____ FRAGMENTO DE TEXTO

S on sometidos a pericias psicológicas y psiquiátricas en la Asesoría Pericial de la capital bonaerense los ocho rugbiers detenidos por el crimen de Fernando Báez Sosa en la localidad balnearia de Villa Gesell.

Los acusados se encontraban alojados en la Penitenciaria 6 de la ciudad de Dolores, desde que fueron detenidos por el homicidio el 18 de febrero último. Por disposición judicial, fueron trasladados a la Alcaidía La Plata 3, situada en Melchor Romero, donde quedaron alojados en un mismo pabellón, aunque en diferentes celdas con capacidad para dos personas.

El cambio de alojamiento obedeció a que el juez de la causa, David Mancinelli, ordenó que sean sometidos a estudios psiquiátricos y psicológicos en la sede pericial de La Plata y resulta más cómodo que estén alojados cerca para poder trasladarlos las veces que sean requeridos por los profesionales. No se sabe si retornarán en breve a Dolores o si permanecerán allí hasta que se confirmen sus prisiones preventivas en el marco de la causa, caso en el que serán alojados en un penal aún no determinado.

________
____ DATOS ALMACENADOS

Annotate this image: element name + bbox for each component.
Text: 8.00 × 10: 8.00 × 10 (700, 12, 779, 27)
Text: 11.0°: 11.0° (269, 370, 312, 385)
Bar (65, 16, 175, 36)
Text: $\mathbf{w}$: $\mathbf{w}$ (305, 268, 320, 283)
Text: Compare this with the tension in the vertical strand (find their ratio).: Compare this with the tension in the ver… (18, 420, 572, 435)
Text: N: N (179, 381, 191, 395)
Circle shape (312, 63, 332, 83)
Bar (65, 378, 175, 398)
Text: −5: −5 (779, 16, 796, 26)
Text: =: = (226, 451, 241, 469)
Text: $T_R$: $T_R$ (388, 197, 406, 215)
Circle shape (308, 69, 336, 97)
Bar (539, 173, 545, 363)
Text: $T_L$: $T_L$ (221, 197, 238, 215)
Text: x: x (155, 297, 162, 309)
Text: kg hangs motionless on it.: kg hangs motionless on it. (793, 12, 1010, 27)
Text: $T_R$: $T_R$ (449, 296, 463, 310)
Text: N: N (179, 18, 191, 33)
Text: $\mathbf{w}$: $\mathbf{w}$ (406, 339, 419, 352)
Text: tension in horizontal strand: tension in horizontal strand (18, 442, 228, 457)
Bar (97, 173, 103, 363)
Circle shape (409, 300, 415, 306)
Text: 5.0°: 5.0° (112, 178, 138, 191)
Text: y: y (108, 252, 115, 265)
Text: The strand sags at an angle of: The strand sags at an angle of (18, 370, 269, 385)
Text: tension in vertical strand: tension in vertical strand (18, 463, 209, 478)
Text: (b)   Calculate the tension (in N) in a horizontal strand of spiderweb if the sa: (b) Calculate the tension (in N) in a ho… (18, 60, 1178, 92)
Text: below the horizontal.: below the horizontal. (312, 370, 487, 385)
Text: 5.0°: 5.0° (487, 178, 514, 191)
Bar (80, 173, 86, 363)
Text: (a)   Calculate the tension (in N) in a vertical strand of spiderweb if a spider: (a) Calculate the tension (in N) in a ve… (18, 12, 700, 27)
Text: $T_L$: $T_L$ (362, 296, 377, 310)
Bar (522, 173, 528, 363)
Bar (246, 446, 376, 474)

________

ENUNCIADO DE LA TAREA -
Traduzca al inglés esta oración de la noticia sobre los rugbiers detenidos por el crimen de Fernando Báez Sosa: «Los acusados se encontraban alojados en la Penitenciaria 6 de la ciudad de Dolores, desde que fueron detenidos por el homicidio el 18 de febrero último.» Los datos constituyen un material independiente del texto.

RESULTADO DEL EJERCICIO -
The defendants had been held at Penitentiary 6 in the city of Dolores since they were arrested for the homicide this past February 18.